Entries supplied —
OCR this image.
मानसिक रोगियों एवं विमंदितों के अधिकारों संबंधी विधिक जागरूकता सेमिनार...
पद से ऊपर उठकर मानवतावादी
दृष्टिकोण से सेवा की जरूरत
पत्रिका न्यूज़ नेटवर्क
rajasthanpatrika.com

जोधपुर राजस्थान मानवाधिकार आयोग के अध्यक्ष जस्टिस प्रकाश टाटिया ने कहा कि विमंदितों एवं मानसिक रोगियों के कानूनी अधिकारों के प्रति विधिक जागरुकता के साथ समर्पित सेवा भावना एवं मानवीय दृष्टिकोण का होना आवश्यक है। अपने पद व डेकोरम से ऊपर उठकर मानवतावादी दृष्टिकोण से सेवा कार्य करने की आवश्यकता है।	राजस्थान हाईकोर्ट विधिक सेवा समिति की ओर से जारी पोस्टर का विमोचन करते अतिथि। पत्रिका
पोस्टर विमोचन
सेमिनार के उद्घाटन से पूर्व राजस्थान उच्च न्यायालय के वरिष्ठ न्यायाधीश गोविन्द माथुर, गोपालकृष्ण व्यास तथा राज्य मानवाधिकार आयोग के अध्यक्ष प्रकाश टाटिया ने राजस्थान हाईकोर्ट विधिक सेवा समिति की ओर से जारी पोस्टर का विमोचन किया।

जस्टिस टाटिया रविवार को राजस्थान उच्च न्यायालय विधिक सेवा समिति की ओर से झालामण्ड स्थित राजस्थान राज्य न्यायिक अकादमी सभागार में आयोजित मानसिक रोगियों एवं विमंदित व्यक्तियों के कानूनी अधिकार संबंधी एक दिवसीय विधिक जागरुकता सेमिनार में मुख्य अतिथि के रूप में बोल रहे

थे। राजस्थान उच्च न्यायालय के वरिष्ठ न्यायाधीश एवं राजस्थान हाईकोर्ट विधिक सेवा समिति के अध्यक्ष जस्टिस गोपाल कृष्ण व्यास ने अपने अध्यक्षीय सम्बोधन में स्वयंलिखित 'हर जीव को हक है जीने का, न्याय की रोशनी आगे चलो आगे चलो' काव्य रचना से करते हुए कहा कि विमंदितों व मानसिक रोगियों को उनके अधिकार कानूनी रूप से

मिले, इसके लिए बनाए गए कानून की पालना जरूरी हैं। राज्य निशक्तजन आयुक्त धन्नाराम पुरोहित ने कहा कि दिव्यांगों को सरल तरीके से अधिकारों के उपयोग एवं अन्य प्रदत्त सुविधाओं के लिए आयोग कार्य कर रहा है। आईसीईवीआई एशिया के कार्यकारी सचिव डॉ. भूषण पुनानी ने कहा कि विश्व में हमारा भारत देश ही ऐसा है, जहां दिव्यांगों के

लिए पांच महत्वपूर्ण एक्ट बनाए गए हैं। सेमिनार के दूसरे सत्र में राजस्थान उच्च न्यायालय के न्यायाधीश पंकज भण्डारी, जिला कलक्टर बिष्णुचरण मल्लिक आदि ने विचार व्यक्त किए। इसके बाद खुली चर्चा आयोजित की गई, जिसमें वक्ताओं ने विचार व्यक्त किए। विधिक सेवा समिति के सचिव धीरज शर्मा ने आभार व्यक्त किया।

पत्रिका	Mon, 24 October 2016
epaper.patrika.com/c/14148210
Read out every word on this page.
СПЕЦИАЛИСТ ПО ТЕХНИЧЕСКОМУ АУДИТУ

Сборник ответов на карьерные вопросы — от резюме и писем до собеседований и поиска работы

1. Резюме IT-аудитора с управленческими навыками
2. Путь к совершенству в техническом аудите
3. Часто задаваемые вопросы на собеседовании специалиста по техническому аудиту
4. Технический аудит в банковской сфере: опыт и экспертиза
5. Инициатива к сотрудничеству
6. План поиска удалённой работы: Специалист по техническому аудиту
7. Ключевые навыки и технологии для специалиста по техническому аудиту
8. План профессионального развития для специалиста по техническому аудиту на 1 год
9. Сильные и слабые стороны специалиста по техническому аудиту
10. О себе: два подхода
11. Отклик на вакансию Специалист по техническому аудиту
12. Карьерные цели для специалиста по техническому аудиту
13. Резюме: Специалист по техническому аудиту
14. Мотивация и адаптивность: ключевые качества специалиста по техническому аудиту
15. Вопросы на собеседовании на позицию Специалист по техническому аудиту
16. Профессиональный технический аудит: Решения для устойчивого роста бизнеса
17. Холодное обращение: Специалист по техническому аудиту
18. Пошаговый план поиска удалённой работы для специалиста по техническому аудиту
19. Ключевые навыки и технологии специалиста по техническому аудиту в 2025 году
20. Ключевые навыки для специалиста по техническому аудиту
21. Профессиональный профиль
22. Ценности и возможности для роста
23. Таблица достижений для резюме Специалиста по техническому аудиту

==

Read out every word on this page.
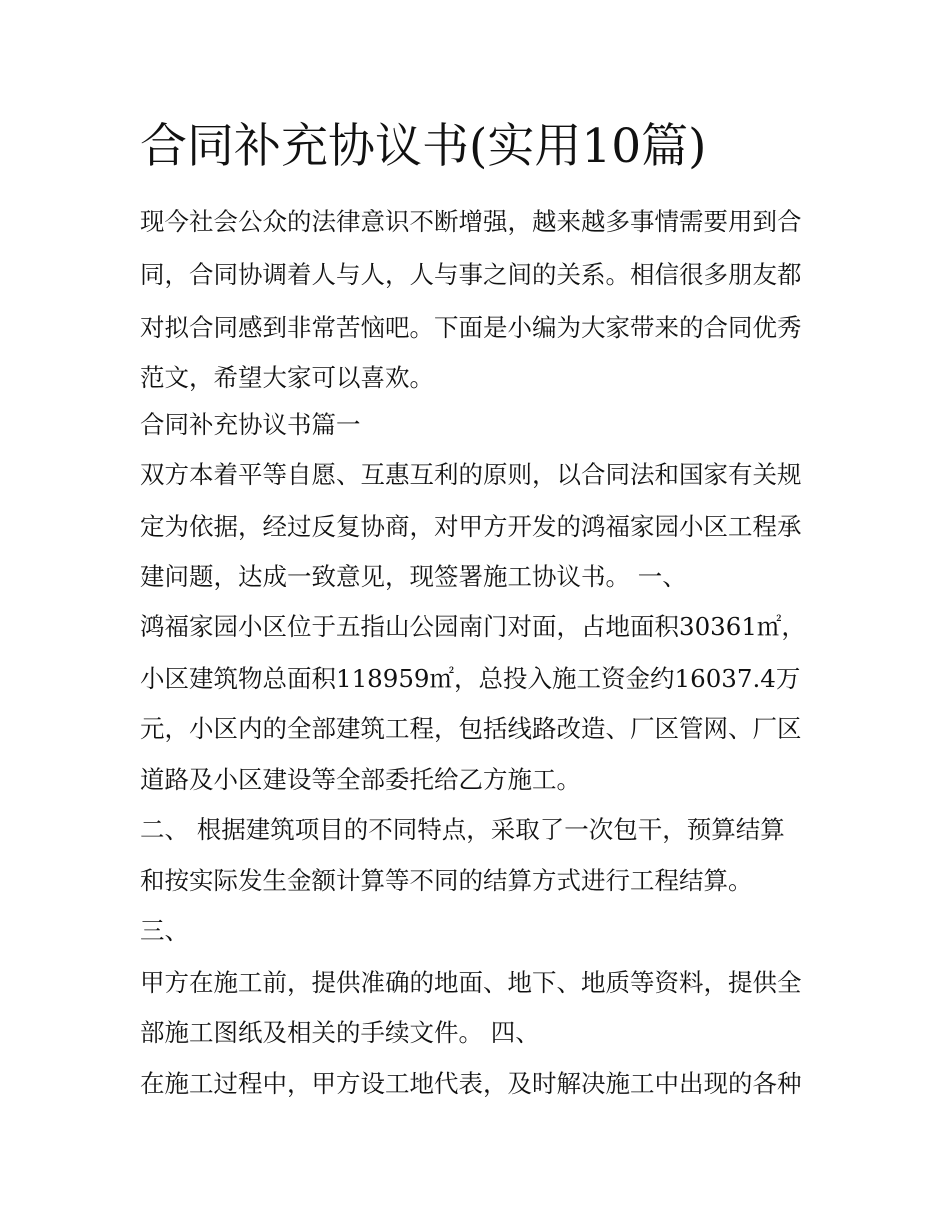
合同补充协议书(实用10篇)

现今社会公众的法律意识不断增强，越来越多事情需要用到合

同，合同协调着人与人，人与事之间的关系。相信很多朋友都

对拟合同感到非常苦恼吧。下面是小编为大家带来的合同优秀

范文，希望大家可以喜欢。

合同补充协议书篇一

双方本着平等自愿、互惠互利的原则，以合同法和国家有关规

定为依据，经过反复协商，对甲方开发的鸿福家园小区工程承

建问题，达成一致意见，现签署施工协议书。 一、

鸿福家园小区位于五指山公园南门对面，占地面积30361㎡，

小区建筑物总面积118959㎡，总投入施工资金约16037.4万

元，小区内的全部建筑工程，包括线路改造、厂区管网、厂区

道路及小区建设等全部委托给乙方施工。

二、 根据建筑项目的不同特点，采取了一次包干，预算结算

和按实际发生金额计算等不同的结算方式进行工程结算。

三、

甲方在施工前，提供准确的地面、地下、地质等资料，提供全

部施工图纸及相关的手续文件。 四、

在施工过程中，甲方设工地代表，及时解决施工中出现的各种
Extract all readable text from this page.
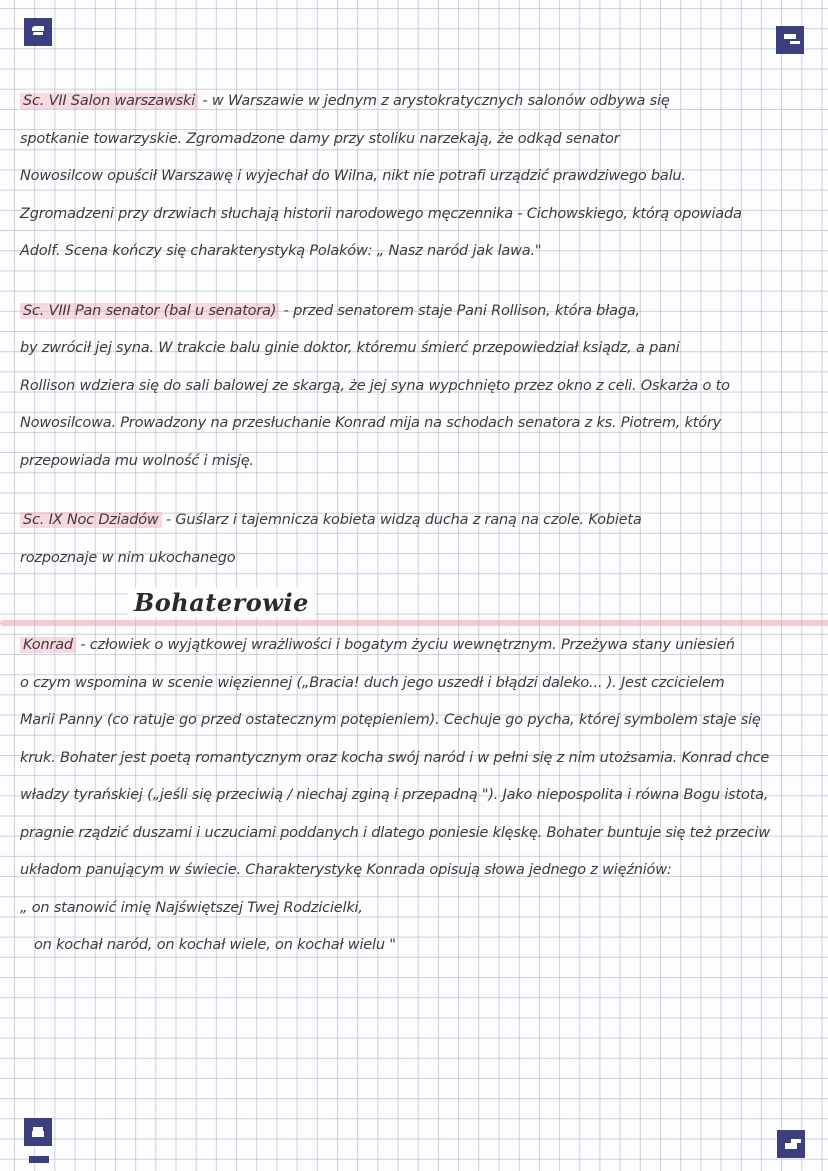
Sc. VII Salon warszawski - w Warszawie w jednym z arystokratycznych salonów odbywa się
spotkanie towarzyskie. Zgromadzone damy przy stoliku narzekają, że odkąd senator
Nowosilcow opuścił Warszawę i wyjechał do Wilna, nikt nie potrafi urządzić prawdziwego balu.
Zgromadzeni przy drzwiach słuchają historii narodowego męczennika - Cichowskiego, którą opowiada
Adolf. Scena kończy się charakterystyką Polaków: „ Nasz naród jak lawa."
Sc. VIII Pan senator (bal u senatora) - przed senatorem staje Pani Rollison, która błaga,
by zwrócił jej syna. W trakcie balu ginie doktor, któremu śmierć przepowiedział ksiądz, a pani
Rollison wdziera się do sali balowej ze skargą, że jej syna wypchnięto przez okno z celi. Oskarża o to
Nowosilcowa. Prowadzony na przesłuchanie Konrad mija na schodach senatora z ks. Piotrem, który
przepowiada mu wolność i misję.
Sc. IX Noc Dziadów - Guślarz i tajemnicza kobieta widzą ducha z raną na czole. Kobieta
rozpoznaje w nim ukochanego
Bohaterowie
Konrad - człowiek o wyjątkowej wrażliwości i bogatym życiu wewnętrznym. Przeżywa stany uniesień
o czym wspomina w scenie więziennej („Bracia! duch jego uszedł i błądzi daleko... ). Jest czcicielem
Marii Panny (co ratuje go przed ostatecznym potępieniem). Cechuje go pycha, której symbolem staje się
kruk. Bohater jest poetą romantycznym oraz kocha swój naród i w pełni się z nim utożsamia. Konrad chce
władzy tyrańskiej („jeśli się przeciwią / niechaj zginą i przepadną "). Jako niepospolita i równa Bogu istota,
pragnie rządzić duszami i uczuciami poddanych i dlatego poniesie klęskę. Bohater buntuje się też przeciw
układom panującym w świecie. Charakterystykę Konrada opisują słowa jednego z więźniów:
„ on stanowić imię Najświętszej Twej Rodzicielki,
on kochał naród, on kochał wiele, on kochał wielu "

==

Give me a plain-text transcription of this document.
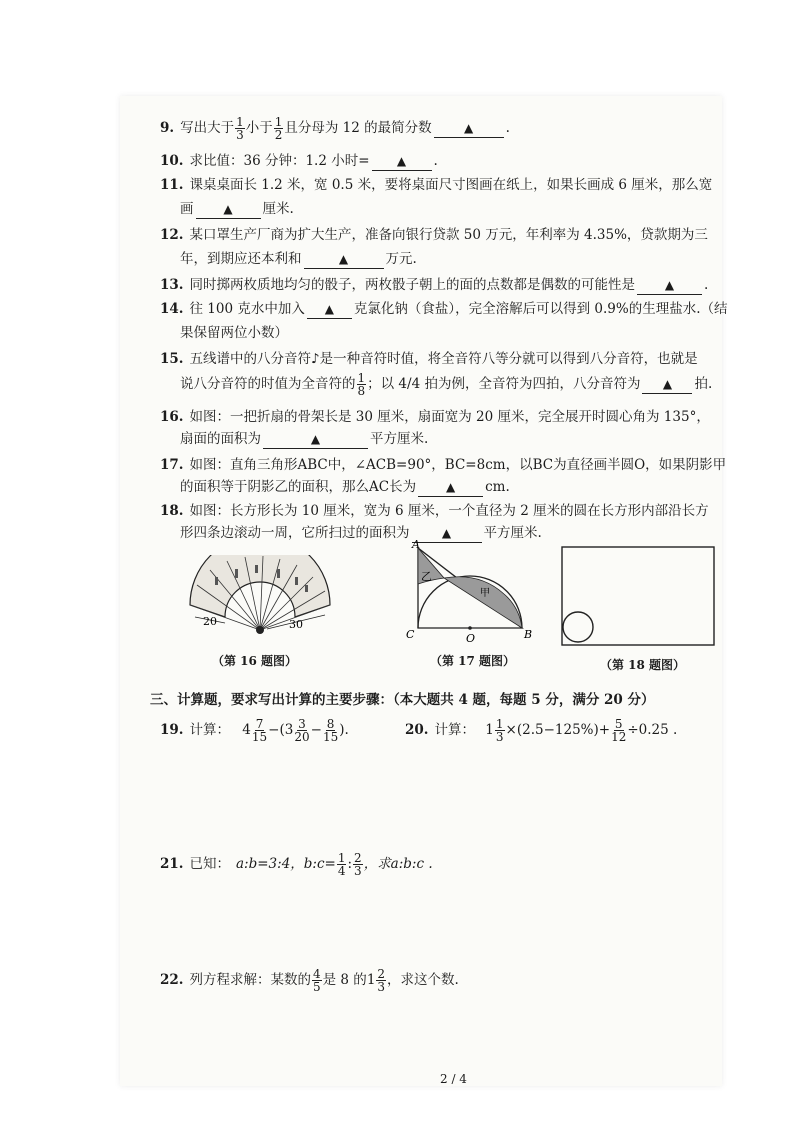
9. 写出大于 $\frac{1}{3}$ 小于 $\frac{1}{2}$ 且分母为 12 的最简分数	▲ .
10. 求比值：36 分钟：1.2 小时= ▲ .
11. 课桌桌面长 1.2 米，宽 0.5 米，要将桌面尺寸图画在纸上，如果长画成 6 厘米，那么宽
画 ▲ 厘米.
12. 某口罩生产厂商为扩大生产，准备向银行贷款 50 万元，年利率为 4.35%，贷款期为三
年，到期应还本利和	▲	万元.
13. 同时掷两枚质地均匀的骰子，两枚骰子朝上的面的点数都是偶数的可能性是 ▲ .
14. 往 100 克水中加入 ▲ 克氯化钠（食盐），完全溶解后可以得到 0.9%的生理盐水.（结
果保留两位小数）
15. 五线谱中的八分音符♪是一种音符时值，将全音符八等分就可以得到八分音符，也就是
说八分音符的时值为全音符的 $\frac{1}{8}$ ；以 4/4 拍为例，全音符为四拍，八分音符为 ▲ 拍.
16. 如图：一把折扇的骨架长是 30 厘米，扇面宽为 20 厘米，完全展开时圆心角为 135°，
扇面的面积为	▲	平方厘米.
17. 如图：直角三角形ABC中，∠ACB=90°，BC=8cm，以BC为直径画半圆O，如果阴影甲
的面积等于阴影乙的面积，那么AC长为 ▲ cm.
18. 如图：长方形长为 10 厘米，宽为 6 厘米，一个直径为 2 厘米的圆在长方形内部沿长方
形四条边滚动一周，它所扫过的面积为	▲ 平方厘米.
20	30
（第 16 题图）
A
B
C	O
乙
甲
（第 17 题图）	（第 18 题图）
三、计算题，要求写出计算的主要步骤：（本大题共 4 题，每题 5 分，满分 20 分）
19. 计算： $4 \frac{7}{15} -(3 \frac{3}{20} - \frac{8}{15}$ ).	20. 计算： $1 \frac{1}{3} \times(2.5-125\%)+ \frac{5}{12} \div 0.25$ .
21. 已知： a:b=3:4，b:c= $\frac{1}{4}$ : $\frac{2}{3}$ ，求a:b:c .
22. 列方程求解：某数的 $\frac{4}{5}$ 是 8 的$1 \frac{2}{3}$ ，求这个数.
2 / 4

To be done — Wherever the string "balu" appears in the entries above, list that line.

Answer to this problem —
Nowosilcow opuścił Warszawę i wyjechał do Wilna, nikt nie potrafi urządzić prawdziwego balu.
by zwrócił jej syna. W trakcie balu ginie doktor, któremu śmierć przepowiedział ksiądz, a pani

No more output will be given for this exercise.